* Exercise requirements *
Copy every line of the material below word for word.

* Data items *
■ ■ ■ ■ ■

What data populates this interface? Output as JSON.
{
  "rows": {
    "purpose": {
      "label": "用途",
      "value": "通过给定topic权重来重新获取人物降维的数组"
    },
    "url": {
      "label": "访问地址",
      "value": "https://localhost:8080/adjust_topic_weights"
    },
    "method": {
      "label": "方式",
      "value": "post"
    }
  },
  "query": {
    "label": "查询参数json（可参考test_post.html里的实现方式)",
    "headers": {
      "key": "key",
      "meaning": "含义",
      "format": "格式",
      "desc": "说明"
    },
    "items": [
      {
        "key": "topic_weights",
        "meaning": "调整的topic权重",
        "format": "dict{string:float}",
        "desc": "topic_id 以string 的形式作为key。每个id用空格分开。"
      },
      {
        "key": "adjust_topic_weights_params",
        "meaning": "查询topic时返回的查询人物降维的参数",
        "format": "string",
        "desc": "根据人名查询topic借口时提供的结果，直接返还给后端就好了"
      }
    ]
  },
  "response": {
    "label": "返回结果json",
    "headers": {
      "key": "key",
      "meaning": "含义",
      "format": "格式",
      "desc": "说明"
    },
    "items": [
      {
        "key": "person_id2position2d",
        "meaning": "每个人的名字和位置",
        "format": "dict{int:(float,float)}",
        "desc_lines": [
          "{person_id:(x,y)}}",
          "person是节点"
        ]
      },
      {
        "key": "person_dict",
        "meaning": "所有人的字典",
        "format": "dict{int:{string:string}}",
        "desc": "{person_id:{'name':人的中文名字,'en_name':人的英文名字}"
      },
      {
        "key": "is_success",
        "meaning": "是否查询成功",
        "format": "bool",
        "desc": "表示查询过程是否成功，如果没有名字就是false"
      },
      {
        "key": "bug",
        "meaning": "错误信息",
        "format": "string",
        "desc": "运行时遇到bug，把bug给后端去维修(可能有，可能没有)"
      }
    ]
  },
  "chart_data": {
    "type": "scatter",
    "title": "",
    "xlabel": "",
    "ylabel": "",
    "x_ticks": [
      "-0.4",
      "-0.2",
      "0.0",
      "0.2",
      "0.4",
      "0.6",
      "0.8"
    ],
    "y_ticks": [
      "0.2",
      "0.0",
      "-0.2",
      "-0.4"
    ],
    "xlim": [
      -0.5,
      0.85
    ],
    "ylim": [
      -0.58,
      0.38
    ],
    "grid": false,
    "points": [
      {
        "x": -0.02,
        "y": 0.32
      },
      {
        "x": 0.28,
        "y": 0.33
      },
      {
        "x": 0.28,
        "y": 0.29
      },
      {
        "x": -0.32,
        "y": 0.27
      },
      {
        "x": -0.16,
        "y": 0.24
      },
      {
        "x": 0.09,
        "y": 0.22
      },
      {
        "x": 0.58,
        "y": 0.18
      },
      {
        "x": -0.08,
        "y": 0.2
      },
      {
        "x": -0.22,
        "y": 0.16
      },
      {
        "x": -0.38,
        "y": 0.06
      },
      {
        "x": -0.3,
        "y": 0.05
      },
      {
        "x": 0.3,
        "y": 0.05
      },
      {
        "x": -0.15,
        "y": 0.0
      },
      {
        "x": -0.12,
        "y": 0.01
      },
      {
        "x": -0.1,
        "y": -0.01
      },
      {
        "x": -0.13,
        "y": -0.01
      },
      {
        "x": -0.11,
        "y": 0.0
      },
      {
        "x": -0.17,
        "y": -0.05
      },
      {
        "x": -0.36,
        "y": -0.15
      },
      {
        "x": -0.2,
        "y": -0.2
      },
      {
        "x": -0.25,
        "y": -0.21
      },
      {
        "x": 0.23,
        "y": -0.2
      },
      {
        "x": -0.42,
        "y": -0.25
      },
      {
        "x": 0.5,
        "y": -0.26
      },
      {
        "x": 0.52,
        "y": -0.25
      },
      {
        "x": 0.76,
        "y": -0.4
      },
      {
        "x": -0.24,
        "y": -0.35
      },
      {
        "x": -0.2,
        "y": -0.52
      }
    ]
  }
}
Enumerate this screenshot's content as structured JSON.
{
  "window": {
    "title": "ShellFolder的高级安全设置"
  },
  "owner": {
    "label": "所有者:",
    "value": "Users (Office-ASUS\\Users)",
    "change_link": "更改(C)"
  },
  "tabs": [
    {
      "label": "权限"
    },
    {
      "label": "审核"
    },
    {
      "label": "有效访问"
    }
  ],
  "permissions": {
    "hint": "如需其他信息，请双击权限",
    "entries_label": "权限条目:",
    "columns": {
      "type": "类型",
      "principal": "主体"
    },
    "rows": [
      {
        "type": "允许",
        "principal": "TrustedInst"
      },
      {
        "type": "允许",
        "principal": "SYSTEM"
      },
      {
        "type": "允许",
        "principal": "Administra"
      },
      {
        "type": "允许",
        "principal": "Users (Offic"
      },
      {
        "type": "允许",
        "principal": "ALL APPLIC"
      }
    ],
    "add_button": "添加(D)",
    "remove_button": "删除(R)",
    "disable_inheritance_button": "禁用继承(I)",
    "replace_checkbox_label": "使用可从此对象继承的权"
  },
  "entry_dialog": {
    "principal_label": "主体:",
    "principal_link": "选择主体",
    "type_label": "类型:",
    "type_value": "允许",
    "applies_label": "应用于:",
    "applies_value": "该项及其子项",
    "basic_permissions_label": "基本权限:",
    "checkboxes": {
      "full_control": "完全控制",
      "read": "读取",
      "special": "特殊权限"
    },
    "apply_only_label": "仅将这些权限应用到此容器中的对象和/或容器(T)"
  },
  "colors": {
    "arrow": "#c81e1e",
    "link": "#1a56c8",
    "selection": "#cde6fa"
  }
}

■ ■ ■ ■ ■

* Result *
What data populates this interface? Output as JSON.
{
  "rows": {
    "purpose": {
      "label": "用途",
      "value": "通过给定topic权重来重新获取人物降维的数组"
    },
    "url": {
      "label": "访问地址",
      "value": "https://localhost:8080/adjust_topic_weights"
    },
    "method": {
      "label": "方式",
      "value": "post"
    }
  },
  "query": {
    "label": "查询参数json（可参考test_post.html里的实现方式)",
    "headers": {
      "key": "key",
      "meaning": "含义",
      "format": "格式",
      "desc": "说明"
    },
    "items": [
      {
        "key": "topic_weights",
        "meaning": "调整的topic权重",
        "format": "dict{string:float}",
        "desc": "topic_id 以string 的形式作为key。每个id用空格分开。"
      },
      {
        "key": "adjust_topic_weights_params",
        "meaning": "查询topic时返回的查询人物降维的参数",
        "format": "string",
        "desc": "根据人名查询topic借口时提供的结果，直接返还给后端就好了"
      }
    ]
  },
  "response": {
    "label": "返回结果json",
    "headers": {
      "key": "key",
      "meaning": "含义",
      "format": "格式",
      "desc": "说明"
    },
    "items": [
      {
        "key": "person_id2position2d",
        "meaning": "每个人的名字和位置",
        "format": "dict{int:(float,float)}",
        "desc_lines": [
          "{person_id:(x,y)}}",
          "person是节点"
        ]
      },
      {
        "key": "person_dict",
        "meaning": "所有人的字典",
        "format": "dict{int:{string:string}}",
        "desc": "{person_id:{'name':人的中文名字,'en_name':人的英文名字}"
      },
      {
        "key": "is_success",
        "meaning": "是否查询成功",
        "format": "bool",
        "desc": "表示查询过程是否成功，如果没有名字就是false"
      },
      {
        "key": "bug",
        "meaning": "错误信息",
        "format": "string",
        "desc": "运行时遇到bug，把bug给后端去维修(可能有，可能没有)"
      }
    ]
  },
  "chart_data": {
    "type": "scatter",
    "title": "",
    "xlabel": "",
    "ylabel": "",
    "x_ticks": [
      "-0.4",
      "-0.2",
      "0.0",
      "0.2",
      "0.4",
      "0.6",
      "0.8"
    ],
    "y_ticks": [
      "0.2",
      "0.0",
      "-0.2",
      "-0.4"
    ],
    "xlim": [
      -0.5,
      0.85
    ],
    "ylim": [
      -0.58,
      0.38
    ],
    "grid": false,
    "points": [
      {
        "x": -0.02,
        "y": 0.32
      },
      {
        "x": 0.28,
        "y": 0.33
      },
      {
        "x": 0.28,
        "y": 0.29
      },
      {
        "x": -0.32,
        "y": 0.27
      },
      {
        "x": -0.16,
        "y": 0.24
      },
      {
        "x": 0.09,
        "y": 0.22
      },
      {
        "x": 0.58,
        "y": 0.18
      },
      {
        "x": -0.08,
        "y": 0.2
      },
      {
        "x": -0.22,
        "y": 0.16
      },
      {
        "x": -0.38,
        "y": 0.06
      },
      {
        "x": -0.3,
        "y": 0.05
      },
      {
        "x": 0.3,
        "y": 0.05
      },
      {
        "x": -0.15,
        "y": 0.0
      },
      {
        "x": -0.12,
        "y": 0.01
      },
      {
        "x": -0.1,
        "y": -0.01
      },
      {
        "x": -0.13,
        "y": -0.01
      },
      {
        "x": -0.11,
        "y": 0.0
      },
      {
        "x": -0.17,
        "y": -0.05
      },
      {
        "x": -0.36,
        "y": -0.15
      },
      {
        "x": -0.2,
        "y": -0.2
      },
      {
        "x": -0.25,
        "y": -0.21
      },
      {
        "x": 0.23,
        "y": -0.2
      },
      {
        "x": -0.42,
        "y": -0.25
      },
      {
        "x": 0.5,
        "y": -0.26
      },
      {
        "x": 0.52,
        "y": -0.25
      },
      {
        "x": 0.76,
        "y": -0.4
      },
      {
        "x": -0.24,
        "y": -0.35
      },
      {
        "x": -0.2,
        "y": -0.52
      }
    ]
  }
}
Enumerate this screenshot's content as structured JSON.
{
  "window": {
    "title": "ShellFolder的高级安全设置"
  },
  "owner": {
    "label": "所有者:",
    "value": "Users (Office-ASUS\\Users)",
    "change_link": "更改(C)"
  },
  "tabs": [
    {
      "label": "权限"
    },
    {
      "label": "审核"
    },
    {
      "label": "有效访问"
    }
  ],
  "permissions": {
    "hint": "如需其他信息，请双击权限",
    "entries_label": "权限条目:",
    "columns": {
      "type": "类型",
      "principal": "主体"
    },
    "rows": [
      {
        "type": "允许",
        "principal": "TrustedInst"
      },
      {
        "type": "允许",
        "principal": "SYSTEM"
      },
      {
        "type": "允许",
        "principal": "Administra"
      },
      {
        "type": "允许",
        "principal": "Users (Offic"
      },
      {
        "type": "允许",
        "principal": "ALL APPLIC"
      }
    ],
    "add_button": "添加(D)",
    "remove_button": "删除(R)",
    "disable_inheritance_button": "禁用继承(I)",
    "replace_checkbox_label": "使用可从此对象继承的权"
  },
  "entry_dialog": {
    "principal_label": "主体:",
    "principal_link": "选择主体",
    "type_label": "类型:",
    "type_value": "允许",
    "applies_label": "应用于:",
    "applies_value": "该项及其子项",
    "basic_permissions_label": "基本权限:",
    "checkboxes": {
      "full_control": "完全控制",
      "read": "读取",
      "special": "特殊权限"
    },
    "apply_only_label": "仅将这些权限应用到此容器中的对象和/或容器(T)"
  },
  "colors": {
    "arrow": "#c81e1e",
    "link": "#1a56c8",
    "selection": "#cde6fa"
  }
}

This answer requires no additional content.